## Exercise aim:
Take the material and output all of it exactly.

[Dataset entries]
BEGIN

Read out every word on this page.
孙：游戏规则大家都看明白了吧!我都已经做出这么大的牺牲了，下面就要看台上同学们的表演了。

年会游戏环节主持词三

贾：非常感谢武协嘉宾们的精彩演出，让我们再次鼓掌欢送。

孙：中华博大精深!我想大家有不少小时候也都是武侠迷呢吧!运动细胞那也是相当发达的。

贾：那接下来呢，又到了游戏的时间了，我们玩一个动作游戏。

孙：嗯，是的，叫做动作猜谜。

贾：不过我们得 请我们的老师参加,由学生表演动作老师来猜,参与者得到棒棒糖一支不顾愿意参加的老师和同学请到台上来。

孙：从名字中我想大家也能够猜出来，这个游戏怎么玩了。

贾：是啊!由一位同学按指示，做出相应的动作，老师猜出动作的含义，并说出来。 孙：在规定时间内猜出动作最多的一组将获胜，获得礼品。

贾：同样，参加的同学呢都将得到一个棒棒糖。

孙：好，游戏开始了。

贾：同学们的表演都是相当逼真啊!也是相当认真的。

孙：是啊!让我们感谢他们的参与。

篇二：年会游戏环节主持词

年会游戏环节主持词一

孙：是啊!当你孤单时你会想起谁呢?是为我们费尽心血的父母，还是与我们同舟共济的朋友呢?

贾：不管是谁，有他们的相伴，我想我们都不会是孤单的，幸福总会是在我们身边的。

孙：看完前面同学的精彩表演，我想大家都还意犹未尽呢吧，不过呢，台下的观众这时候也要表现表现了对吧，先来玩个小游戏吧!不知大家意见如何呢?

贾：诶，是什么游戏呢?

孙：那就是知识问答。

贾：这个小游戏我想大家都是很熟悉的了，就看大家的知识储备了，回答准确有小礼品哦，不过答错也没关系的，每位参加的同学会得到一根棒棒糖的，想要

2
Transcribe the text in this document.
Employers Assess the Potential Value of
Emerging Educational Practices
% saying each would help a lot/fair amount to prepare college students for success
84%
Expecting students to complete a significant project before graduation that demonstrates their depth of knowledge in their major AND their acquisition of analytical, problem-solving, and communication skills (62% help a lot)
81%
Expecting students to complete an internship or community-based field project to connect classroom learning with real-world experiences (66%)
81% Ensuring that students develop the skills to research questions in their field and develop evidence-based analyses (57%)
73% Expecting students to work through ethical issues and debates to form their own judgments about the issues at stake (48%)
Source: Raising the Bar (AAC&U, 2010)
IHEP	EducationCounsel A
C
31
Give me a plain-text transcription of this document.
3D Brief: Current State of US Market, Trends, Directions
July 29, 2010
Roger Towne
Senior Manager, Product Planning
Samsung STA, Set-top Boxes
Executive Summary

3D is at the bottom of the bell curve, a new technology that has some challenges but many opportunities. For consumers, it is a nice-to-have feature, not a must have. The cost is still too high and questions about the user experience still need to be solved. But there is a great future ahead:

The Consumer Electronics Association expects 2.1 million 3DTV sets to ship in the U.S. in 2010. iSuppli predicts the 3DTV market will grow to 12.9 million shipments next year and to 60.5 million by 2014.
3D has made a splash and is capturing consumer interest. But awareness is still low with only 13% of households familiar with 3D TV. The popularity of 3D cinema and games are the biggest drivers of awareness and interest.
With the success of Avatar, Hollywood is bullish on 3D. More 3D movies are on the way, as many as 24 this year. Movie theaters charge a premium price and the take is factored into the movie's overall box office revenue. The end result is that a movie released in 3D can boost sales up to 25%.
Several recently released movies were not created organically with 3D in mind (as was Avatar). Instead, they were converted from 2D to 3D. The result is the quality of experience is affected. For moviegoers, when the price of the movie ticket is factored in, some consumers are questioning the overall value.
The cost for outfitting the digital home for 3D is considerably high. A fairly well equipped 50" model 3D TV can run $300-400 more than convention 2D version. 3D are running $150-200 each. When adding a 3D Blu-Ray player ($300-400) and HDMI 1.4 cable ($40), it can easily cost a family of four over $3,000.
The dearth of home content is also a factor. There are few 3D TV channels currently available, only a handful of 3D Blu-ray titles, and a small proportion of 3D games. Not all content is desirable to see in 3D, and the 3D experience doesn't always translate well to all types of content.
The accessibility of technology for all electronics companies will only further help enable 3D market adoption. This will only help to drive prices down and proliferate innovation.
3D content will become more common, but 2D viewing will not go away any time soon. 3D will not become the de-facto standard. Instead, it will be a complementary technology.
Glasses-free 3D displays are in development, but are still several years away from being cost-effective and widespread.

END

## Answer below:
Read out every word on this page.
孙：游戏规则大家都看明白了吧!我都已经做出这么大的牺牲了，下面就要看台上同学们的表演了。

年会游戏环节主持词三

贾：非常感谢武协嘉宾们的精彩演出，让我们再次鼓掌欢送。

孙：中华博大精深!我想大家有不少小时候也都是武侠迷呢吧!运动细胞那也是相当发达的。

贾：那接下来呢，又到了游戏的时间了，我们玩一个动作游戏。

孙：嗯，是的，叫做动作猜谜。

贾：不过我们得 请我们的老师参加,由学生表演动作老师来猜,参与者得到棒棒糖一支不顾愿意参加的老师和同学请到台上来。

孙：从名字中我想大家也能够猜出来，这个游戏怎么玩了。

贾：是啊!由一位同学按指示，做出相应的动作，老师猜出动作的含义，并说出来。 孙：在规定时间内猜出动作最多的一组将获胜，获得礼品。

贾：同样，参加的同学呢都将得到一个棒棒糖。

孙：好，游戏开始了。

贾：同学们的表演都是相当逼真啊!也是相当认真的。

孙：是啊!让我们感谢他们的参与。

篇二：年会游戏环节主持词

年会游戏环节主持词一

孙：是啊!当你孤单时你会想起谁呢?是为我们费尽心血的父母，还是与我们同舟共济的朋友呢?

贾：不管是谁，有他们的相伴，我想我们都不会是孤单的，幸福总会是在我们身边的。

孙：看完前面同学的精彩表演，我想大家都还意犹未尽呢吧，不过呢，台下的观众这时候也要表现表现了对吧，先来玩个小游戏吧!不知大家意见如何呢?

贾：诶，是什么游戏呢?

孙：那就是知识问答。

贾：这个小游戏我想大家都是很熟悉的了，就看大家的知识储备了，回答准确有小礼品哦，不过答错也没关系的，每位参加的同学会得到一根棒棒糖的，想要

2
Transcribe the text in this document.
Employers Assess the Potential Value of
Emerging Educational Practices
% saying each would help a lot/fair amount to prepare college students for success
84%
Expecting students to complete a significant project before graduation that demonstrates their depth of knowledge in their major AND their acquisition of analytical, problem-solving, and communication skills (62% help a lot)
81%
Expecting students to complete an internship or community-based field project to connect classroom learning with real-world experiences (66%)
81% Ensuring that students develop the skills to research questions in their field and develop evidence-based analyses (57%)
73% Expecting students to work through ethical issues and debates to form their own judgments about the issues at stake (48%)
Source: Raising the Bar (AAC&U, 2010)
IHEP	EducationCounsel A
C
31
Give me a plain-text transcription of this document.
3D Brief: Current State of US Market, Trends, Directions
July 29, 2010
Roger Towne
Senior Manager, Product Planning
Samsung STA, Set-top Boxes
Executive Summary

3D is at the bottom of the bell curve, a new technology that has some challenges but many opportunities. For consumers, it is a nice-to-have feature, not a must have. The cost is still too high and questions about the user experience still need to be solved. But there is a great future ahead:

The Consumer Electronics Association expects 2.1 million 3DTV sets to ship in the U.S. in 2010. iSuppli predicts the 3DTV market will grow to 12.9 million shipments next year and to 60.5 million by 2014.
3D has made a splash and is capturing consumer interest. But awareness is still low with only 13% of households familiar with 3D TV. The popularity of 3D cinema and games are the biggest drivers of awareness and interest.
With the success of Avatar, Hollywood is bullish on 3D. More 3D movies are on the way, as many as 24 this year. Movie theaters charge a premium price and the take is factored into the movie's overall box office revenue. The end result is that a movie released in 3D can boost sales up to 25%.
Several recently released movies were not created organically with 3D in mind (as was Avatar). Instead, they were converted from 2D to 3D. The result is the quality of experience is affected. For moviegoers, when the price of the movie ticket is factored in, some consumers are questioning the overall value.
The cost for outfitting the digital home for 3D is considerably high. A fairly well equipped 50" model 3D TV can run $300-400 more than convention 2D version. 3D are running $150-200 each. When adding a 3D Blu-Ray player ($300-400) and HDMI 1.4 cable ($40), it can easily cost a family of four over $3,000.
The dearth of home content is also a factor. There are few 3D TV channels currently available, only a handful of 3D Blu-ray titles, and a small proportion of 3D games. Not all content is desirable to see in 3D, and the 3D experience doesn't always translate well to all types of content.
The accessibility of technology for all electronics companies will only further help enable 3D market adoption. This will only help to drive prices down and proliferate innovation.
3D content will become more common, but 2D viewing will not go away any time soon. 3D will not become the de-facto standard. Instead, it will be a complementary technology.
Glasses-free 3D displays are in development, but are still several years away from being cost-effective and widespread.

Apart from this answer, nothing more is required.